(Saved data entries)
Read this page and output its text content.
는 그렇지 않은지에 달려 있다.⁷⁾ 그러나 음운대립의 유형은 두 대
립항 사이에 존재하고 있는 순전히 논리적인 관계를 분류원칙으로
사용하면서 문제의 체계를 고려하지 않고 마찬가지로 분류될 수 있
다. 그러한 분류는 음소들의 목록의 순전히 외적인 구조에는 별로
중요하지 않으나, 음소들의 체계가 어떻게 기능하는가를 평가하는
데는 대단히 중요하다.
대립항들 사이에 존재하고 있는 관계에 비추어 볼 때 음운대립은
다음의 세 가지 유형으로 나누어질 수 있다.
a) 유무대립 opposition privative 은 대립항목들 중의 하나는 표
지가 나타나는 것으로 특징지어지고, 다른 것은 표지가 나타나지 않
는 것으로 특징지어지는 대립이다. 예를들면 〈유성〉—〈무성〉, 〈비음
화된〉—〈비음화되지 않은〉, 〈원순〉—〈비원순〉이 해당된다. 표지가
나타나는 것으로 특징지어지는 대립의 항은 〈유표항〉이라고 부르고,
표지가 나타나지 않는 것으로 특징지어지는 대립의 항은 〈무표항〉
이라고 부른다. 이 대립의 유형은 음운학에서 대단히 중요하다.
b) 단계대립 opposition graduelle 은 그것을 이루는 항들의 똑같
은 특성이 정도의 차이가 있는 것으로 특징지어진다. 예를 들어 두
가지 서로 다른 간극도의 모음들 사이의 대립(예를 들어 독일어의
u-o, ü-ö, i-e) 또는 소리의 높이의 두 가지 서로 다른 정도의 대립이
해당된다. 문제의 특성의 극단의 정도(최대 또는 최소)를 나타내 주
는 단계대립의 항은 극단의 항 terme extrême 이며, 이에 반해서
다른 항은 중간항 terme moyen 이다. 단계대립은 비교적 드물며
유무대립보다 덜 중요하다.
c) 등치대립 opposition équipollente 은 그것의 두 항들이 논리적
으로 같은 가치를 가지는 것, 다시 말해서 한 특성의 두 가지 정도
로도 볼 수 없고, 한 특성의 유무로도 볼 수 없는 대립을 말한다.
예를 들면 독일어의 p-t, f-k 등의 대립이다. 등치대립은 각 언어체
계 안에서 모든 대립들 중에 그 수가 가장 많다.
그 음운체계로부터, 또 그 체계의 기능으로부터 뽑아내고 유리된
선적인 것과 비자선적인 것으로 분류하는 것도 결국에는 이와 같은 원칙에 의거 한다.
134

Directive: Tally up the lines in the records that contain the word "특징지어지는" and give only the total.

Solved exercise: 3